Requirement: From the listing below, extract each line containing the string "allen".

___ Listed entries ___

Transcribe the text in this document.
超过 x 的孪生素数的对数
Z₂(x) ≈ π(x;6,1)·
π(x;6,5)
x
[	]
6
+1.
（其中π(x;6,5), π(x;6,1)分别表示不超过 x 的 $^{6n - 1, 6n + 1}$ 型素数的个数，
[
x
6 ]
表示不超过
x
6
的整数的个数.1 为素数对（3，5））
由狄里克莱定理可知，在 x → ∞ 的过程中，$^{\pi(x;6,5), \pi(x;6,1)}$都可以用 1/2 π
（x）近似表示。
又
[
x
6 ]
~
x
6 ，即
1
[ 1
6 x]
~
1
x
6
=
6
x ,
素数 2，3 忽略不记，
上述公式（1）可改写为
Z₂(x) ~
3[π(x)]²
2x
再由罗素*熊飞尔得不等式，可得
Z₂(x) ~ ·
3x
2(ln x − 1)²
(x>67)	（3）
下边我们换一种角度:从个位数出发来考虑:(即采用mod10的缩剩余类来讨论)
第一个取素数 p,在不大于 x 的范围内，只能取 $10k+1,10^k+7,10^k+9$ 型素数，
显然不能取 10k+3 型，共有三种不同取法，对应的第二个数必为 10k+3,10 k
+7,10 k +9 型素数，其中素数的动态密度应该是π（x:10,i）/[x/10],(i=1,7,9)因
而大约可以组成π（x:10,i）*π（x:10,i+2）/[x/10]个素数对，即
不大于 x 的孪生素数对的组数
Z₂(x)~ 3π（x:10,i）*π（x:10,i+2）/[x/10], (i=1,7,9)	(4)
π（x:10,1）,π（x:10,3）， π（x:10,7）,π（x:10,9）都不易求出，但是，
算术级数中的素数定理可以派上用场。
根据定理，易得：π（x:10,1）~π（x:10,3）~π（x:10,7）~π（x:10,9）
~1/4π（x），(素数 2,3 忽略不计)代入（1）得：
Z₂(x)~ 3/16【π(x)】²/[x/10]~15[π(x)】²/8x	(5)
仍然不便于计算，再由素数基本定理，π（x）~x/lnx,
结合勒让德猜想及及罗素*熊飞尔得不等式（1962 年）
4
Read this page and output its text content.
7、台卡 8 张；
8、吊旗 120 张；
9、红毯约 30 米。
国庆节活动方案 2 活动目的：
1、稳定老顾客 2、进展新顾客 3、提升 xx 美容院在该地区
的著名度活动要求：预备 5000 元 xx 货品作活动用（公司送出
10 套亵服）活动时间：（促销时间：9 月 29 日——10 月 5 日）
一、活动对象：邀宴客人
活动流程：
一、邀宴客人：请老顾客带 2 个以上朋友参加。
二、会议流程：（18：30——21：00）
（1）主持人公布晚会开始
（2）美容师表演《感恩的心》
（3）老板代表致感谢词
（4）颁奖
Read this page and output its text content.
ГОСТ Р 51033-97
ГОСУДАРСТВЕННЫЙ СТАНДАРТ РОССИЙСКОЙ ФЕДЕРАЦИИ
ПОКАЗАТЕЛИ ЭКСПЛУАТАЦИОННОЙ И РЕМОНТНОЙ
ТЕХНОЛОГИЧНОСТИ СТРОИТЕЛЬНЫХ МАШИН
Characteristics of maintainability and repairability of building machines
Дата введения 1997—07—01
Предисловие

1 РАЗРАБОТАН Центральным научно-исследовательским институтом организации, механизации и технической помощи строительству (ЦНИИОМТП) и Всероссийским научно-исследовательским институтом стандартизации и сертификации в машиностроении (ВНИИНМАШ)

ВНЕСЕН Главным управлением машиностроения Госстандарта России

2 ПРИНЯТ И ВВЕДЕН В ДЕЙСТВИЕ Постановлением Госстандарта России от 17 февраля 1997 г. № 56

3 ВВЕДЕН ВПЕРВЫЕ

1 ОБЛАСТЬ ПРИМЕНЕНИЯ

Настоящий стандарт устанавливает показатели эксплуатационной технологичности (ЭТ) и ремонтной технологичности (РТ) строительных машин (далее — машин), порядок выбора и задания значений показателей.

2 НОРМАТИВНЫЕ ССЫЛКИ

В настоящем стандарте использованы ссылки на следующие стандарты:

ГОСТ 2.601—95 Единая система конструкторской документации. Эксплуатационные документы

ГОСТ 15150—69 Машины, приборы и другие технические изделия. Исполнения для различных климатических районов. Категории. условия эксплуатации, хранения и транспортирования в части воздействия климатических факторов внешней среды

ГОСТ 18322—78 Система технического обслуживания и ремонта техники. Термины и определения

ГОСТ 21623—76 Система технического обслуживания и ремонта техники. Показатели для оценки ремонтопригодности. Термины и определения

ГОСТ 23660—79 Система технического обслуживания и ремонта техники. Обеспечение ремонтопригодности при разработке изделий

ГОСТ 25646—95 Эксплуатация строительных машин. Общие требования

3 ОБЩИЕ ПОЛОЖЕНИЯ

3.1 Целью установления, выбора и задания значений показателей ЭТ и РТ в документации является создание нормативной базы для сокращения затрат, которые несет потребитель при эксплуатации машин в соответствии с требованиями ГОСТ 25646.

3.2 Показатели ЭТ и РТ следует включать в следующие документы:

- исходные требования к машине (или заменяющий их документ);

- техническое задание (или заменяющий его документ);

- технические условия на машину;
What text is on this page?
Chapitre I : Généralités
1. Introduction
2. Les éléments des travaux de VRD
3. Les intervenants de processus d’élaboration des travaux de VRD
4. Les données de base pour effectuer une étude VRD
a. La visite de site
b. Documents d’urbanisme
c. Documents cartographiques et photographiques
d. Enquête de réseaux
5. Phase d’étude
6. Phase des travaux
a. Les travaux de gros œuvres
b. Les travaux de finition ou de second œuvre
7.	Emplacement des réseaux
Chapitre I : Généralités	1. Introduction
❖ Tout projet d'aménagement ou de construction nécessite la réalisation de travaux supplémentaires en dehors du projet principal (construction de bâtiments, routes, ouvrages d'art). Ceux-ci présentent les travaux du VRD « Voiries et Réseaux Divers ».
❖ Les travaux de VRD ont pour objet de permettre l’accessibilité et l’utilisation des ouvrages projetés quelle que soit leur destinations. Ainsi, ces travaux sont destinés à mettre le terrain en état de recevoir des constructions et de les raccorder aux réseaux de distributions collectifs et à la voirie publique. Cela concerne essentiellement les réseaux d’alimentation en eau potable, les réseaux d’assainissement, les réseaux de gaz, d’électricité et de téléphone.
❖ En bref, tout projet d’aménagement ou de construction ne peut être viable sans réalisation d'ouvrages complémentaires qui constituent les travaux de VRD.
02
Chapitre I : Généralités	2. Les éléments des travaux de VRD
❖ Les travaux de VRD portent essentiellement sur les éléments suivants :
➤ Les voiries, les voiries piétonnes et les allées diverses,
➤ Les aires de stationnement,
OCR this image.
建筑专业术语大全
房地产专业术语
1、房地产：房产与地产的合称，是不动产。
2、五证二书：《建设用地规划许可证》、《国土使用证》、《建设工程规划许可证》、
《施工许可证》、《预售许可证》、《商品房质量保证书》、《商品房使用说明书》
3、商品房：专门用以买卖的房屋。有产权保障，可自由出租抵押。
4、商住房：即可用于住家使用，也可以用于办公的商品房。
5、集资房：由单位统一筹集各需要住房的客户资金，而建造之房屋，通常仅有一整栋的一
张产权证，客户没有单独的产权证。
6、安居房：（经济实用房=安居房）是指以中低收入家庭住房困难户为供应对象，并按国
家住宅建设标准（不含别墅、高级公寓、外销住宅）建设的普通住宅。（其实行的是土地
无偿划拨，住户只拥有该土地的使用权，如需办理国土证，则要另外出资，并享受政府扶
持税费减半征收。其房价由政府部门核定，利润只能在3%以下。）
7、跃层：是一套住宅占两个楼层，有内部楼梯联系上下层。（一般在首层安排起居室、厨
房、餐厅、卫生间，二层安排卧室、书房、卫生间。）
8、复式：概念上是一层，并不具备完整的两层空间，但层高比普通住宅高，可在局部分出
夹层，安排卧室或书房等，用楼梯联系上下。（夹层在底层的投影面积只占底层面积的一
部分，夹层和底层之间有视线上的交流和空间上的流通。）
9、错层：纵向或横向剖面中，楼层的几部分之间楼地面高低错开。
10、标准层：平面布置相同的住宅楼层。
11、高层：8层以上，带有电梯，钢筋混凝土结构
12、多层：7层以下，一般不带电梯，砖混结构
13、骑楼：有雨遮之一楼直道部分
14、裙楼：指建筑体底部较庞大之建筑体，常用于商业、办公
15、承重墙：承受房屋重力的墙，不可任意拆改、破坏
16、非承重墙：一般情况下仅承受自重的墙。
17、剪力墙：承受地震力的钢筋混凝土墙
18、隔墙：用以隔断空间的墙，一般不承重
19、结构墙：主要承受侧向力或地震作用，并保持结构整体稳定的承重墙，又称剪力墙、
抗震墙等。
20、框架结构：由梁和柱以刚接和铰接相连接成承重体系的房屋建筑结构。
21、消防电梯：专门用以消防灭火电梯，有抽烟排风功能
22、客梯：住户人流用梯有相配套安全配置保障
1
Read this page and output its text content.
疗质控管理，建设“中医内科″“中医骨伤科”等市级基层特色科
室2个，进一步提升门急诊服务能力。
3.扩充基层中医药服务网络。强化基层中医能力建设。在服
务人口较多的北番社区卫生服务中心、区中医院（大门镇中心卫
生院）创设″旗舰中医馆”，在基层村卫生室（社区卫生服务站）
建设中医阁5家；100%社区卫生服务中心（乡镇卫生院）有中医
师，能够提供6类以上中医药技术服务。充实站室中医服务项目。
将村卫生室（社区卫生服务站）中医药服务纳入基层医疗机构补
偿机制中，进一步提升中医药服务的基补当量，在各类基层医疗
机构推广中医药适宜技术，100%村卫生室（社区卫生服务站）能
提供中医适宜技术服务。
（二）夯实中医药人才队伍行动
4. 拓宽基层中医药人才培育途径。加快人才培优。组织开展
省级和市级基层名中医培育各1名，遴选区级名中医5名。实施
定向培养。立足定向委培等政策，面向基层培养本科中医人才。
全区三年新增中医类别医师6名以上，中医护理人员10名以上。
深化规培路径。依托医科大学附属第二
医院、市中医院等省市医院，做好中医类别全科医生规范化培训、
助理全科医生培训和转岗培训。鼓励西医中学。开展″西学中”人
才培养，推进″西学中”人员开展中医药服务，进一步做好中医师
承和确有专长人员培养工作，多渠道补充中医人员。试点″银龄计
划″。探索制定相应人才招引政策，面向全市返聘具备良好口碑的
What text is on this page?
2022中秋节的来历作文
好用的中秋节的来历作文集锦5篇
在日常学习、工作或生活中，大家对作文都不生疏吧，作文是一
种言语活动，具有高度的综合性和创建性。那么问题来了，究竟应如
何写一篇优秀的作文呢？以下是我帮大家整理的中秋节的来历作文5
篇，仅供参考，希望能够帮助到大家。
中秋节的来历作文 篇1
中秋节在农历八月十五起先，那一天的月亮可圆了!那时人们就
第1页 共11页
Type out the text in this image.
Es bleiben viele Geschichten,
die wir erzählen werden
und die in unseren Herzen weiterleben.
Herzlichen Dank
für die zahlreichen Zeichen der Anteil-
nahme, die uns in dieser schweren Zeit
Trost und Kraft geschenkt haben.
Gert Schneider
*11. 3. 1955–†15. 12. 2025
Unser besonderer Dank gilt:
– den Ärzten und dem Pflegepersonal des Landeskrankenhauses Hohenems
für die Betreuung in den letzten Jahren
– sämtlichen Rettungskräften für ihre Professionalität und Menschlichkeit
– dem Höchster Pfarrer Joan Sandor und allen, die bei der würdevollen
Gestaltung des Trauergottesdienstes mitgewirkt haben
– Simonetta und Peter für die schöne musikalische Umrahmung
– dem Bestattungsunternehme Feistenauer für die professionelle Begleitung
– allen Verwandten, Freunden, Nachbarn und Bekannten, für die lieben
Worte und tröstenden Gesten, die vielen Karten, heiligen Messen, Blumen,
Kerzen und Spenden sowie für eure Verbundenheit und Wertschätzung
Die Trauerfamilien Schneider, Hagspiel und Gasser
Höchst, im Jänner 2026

___

Answer for the task:
– dem Höchster Pfarrer Joan Sandor und allen, die bei der würdevollen
– allen Verwandten, Freunden, Nachbarn und Bekannten, für die lieben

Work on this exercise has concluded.